>>>

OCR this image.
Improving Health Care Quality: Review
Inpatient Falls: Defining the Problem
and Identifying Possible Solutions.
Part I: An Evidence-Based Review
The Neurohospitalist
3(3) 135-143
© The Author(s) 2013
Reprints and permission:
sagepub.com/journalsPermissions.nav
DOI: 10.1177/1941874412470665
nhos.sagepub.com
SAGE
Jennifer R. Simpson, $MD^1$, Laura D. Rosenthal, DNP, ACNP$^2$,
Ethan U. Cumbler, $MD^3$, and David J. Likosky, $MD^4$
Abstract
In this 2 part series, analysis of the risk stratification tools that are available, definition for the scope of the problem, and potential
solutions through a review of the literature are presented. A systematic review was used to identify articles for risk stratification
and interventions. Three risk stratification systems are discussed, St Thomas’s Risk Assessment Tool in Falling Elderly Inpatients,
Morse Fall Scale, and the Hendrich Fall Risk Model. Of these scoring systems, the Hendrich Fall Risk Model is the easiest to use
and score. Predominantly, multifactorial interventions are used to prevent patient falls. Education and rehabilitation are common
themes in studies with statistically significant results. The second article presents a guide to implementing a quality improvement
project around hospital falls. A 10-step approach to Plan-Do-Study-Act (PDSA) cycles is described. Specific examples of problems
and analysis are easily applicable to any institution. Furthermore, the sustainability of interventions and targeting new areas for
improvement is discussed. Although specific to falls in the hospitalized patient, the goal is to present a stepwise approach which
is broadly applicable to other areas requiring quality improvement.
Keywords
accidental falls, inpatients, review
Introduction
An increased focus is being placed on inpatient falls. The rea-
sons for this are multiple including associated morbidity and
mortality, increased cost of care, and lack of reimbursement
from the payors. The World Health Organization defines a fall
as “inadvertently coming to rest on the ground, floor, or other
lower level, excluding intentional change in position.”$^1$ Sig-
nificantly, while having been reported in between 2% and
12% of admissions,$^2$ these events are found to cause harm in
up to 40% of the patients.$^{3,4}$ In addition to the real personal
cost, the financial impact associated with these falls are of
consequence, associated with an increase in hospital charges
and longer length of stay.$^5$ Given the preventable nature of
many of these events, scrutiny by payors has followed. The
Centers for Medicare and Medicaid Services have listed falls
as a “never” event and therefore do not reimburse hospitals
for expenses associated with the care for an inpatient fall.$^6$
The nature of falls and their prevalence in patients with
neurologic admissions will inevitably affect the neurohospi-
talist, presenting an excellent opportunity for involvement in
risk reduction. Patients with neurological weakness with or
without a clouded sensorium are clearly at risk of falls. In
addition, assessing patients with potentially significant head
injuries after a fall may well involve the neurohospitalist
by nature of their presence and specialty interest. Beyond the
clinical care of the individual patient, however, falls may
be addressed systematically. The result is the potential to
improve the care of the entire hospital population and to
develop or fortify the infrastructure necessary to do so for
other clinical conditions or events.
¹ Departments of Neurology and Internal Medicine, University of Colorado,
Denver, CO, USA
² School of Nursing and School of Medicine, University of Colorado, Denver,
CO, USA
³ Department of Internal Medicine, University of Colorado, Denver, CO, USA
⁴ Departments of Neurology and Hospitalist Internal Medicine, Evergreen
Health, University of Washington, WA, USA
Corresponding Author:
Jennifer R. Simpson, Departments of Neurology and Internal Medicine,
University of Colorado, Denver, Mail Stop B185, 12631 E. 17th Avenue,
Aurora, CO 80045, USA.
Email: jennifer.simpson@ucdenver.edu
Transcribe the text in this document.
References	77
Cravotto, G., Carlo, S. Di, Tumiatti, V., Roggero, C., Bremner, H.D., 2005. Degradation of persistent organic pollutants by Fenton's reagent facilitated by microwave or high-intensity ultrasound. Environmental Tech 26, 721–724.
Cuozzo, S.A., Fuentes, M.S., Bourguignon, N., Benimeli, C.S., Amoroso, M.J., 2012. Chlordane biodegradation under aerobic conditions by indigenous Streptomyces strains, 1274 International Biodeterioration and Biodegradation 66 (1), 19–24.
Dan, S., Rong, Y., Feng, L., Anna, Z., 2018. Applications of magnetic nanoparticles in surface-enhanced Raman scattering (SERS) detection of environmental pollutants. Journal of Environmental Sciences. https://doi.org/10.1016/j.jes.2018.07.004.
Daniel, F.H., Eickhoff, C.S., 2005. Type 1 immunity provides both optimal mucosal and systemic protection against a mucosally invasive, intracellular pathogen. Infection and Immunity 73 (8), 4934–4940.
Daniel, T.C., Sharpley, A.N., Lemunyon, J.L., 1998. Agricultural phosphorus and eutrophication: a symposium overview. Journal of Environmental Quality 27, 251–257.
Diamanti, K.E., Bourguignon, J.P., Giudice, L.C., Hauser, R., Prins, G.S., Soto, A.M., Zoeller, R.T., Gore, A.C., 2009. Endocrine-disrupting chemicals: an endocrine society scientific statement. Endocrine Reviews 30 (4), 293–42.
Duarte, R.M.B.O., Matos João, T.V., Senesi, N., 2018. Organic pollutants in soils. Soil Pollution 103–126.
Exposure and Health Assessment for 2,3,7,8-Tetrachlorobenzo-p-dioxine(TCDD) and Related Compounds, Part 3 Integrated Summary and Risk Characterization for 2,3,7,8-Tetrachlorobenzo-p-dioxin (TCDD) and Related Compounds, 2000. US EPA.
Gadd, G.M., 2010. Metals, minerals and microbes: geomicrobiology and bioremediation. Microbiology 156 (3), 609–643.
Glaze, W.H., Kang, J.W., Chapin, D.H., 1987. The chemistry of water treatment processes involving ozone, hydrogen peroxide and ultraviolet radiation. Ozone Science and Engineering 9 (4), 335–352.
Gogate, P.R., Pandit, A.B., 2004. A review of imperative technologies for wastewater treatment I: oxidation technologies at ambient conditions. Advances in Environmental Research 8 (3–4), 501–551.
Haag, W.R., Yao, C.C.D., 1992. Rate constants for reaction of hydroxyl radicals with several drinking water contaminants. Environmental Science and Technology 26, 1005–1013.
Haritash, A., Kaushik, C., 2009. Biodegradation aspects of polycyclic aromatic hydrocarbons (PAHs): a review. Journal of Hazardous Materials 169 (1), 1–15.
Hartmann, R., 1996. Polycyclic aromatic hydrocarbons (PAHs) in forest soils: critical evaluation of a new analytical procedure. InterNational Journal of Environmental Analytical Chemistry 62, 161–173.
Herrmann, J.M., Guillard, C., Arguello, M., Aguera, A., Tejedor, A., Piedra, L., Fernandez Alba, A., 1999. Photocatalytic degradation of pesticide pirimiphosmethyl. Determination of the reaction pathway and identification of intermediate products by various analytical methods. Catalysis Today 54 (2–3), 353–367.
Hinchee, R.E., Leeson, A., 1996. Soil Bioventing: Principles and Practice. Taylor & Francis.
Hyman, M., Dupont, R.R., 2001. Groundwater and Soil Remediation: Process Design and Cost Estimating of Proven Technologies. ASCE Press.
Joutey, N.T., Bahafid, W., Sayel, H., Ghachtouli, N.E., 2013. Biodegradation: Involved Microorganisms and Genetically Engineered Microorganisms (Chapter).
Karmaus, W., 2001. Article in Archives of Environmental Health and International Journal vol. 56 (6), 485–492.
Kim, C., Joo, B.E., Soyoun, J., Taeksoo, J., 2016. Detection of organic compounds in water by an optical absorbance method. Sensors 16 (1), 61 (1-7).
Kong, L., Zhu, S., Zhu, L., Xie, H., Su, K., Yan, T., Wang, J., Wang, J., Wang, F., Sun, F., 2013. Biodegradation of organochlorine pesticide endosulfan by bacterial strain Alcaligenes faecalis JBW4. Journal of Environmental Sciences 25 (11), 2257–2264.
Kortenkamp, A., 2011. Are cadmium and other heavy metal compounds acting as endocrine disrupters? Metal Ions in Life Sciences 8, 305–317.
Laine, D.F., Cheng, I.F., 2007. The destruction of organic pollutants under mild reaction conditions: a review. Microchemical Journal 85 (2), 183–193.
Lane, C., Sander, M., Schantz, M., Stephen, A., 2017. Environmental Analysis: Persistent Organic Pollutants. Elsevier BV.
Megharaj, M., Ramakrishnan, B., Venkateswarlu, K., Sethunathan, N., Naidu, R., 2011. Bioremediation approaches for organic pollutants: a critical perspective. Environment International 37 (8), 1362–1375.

<<<

• [INSTRUCTIONS TO FOLLOW]: Exactly how many lines in the listing above hold the string "Neurology"? State the number by itself.

• [RESPONSE]: 3